#### WORK REQUIRED
Report, as a bare number, how many lines hold "this".

#### MATERIAL PROVIDED
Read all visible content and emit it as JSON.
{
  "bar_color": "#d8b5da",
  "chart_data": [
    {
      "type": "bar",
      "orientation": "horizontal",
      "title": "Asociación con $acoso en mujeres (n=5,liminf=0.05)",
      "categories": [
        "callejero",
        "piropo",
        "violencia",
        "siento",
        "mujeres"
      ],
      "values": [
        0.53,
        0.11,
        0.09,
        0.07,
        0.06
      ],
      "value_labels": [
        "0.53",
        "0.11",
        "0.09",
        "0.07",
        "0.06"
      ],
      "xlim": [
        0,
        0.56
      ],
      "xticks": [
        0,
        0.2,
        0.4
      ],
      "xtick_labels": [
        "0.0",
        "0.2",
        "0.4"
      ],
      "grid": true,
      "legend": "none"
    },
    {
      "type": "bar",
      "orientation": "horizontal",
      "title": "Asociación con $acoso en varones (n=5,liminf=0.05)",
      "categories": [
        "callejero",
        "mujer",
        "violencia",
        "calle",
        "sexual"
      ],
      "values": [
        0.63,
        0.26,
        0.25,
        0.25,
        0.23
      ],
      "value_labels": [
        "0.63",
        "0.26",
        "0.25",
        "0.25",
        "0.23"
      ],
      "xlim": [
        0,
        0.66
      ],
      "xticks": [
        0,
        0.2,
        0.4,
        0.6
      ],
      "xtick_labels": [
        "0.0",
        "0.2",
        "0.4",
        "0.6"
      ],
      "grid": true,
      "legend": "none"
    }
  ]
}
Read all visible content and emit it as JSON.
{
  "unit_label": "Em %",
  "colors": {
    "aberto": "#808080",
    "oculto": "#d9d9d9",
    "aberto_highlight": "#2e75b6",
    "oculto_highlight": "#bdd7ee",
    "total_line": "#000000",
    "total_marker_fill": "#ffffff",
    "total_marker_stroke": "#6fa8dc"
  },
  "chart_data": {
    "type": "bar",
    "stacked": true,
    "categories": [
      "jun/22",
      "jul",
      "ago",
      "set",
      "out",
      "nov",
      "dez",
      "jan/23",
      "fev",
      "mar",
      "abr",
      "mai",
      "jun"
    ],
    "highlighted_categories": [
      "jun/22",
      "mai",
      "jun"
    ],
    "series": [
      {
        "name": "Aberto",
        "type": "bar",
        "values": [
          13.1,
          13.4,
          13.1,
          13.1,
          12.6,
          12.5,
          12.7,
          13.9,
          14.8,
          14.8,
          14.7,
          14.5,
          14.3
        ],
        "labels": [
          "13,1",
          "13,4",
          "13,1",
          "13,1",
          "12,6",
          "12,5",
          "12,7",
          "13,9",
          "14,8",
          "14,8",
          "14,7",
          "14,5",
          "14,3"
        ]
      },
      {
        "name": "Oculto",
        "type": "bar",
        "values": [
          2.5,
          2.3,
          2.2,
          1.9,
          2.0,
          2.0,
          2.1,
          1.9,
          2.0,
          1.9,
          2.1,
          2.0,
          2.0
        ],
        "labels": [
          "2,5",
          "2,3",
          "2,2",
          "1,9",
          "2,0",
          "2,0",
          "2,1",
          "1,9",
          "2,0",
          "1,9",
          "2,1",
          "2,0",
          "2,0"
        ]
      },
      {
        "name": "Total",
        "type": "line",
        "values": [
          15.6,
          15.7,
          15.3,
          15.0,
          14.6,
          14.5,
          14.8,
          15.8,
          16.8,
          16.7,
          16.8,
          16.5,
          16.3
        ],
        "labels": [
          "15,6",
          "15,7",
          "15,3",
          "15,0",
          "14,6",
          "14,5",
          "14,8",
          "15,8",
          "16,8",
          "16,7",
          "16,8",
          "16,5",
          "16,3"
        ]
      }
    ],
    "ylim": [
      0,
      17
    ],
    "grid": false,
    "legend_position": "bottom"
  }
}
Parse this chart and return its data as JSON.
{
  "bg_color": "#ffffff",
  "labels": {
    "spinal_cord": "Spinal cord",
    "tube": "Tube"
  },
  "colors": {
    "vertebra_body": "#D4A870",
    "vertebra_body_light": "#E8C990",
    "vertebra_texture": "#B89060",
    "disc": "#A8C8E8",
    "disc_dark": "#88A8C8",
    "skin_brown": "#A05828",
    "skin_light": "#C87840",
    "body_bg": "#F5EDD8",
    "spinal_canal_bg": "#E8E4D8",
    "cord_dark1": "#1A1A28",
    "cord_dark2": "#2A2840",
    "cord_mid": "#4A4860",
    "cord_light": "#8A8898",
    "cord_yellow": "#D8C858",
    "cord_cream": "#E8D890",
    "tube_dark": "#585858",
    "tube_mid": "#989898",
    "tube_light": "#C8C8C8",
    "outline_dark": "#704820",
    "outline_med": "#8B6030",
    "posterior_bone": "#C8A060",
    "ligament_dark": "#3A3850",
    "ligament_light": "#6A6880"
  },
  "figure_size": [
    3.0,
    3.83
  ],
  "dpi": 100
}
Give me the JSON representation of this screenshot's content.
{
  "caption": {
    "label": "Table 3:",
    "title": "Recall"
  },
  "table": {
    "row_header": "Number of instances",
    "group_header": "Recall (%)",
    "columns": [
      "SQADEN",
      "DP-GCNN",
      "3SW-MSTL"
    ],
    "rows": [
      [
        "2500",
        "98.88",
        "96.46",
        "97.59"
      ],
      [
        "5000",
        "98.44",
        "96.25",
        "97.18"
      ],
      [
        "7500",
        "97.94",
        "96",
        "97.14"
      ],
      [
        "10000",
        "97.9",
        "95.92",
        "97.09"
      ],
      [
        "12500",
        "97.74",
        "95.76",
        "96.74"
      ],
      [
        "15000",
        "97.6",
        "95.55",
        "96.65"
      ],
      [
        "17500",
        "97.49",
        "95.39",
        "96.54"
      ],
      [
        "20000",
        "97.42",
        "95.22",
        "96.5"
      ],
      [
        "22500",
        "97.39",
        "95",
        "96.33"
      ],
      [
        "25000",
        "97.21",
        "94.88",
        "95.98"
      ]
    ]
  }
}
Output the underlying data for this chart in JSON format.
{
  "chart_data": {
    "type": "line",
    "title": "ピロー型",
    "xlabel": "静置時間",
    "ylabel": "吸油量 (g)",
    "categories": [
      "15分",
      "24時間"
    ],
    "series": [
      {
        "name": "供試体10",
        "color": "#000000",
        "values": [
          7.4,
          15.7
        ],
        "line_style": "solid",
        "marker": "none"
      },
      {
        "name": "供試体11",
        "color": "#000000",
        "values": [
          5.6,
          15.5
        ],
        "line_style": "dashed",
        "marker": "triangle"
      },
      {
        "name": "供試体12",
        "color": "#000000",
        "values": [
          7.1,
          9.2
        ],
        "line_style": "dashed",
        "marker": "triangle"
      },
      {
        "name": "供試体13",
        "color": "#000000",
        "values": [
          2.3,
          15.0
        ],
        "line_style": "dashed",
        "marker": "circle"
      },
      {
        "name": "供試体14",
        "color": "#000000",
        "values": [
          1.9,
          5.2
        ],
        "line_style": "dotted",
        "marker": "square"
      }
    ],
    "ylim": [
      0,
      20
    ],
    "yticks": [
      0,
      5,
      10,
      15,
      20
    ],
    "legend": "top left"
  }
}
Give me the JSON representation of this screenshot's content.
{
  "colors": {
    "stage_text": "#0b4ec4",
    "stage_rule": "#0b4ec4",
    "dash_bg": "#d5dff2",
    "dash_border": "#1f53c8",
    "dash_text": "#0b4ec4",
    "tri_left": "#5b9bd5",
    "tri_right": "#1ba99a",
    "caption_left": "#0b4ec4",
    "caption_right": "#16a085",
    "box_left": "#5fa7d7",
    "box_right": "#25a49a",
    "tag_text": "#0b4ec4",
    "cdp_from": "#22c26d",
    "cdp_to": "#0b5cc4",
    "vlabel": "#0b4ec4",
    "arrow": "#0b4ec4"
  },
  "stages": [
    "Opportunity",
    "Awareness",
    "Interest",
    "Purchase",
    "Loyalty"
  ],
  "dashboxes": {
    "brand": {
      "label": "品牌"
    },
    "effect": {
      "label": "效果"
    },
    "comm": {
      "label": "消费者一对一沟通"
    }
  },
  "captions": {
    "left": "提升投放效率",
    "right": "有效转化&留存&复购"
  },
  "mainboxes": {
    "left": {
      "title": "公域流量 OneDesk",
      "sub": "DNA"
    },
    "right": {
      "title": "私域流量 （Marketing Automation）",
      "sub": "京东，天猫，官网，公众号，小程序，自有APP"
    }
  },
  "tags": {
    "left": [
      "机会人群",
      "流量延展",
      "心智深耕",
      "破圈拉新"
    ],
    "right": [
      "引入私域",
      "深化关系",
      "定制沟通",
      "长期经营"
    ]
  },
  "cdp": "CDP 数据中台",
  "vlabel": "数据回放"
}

#### COMPLETE ANSWER
4